## BEGIN
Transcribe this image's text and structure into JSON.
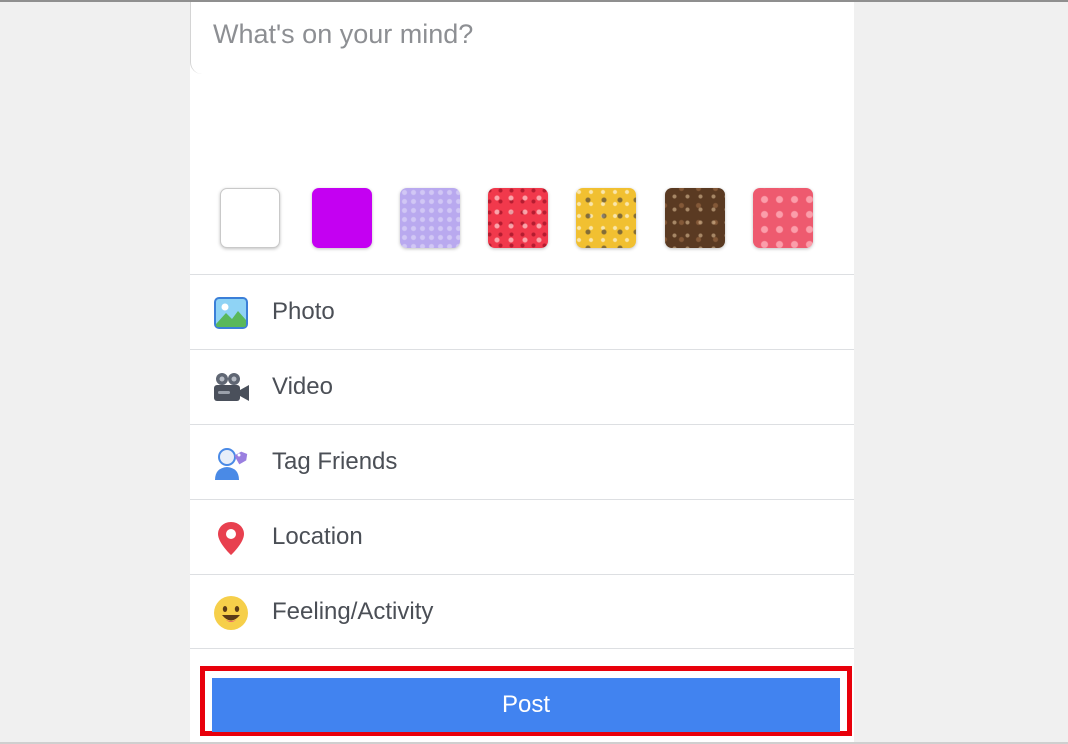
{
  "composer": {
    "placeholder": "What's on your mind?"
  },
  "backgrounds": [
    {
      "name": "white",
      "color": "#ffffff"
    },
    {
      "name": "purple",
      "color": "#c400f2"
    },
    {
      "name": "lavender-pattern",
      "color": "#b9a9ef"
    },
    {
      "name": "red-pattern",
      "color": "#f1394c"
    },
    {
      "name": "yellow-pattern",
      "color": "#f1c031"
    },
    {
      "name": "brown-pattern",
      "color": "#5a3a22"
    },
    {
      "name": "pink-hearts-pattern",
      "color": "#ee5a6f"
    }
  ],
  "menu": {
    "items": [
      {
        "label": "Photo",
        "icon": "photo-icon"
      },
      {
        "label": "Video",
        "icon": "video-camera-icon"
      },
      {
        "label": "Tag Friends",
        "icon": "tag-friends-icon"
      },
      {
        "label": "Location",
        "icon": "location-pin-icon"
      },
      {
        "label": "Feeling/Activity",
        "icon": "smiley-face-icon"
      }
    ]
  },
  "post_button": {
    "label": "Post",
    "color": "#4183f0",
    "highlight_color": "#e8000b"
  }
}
## END
__Your goal__:
Transcribe the preceding listing in its entirety and with exact wording, leaving out pictures.

__Solution for this problem__:
Transcribe this image's text and structure into JSON.
{
  "composer": {
    "placeholder": "What's on your mind?"
  },
  "backgrounds": [
    {
      "name": "white",
      "color": "#ffffff"
    },
    {
      "name": "purple",
      "color": "#c400f2"
    },
    {
      "name": "lavender-pattern",
      "color": "#b9a9ef"
    },
    {
      "name": "red-pattern",
      "color": "#f1394c"
    },
    {
      "name": "yellow-pattern",
      "color": "#f1c031"
    },
    {
      "name": "brown-pattern",
      "color": "#5a3a22"
    },
    {
      "name": "pink-hearts-pattern",
      "color": "#ee5a6f"
    }
  ],
  "menu": {
    "items": [
      {
        "label": "Photo",
        "icon": "photo-icon"
      },
      {
        "label": "Video",
        "icon": "video-camera-icon"
      },
      {
        "label": "Tag Friends",
        "icon": "tag-friends-icon"
      },
      {
        "label": "Location",
        "icon": "location-pin-icon"
      },
      {
        "label": "Feeling/Activity",
        "icon": "smiley-face-icon"
      }
    ]
  },
  "post_button": {
    "label": "Post",
    "color": "#4183f0",
    "highlight_color": "#e8000b"
  }
}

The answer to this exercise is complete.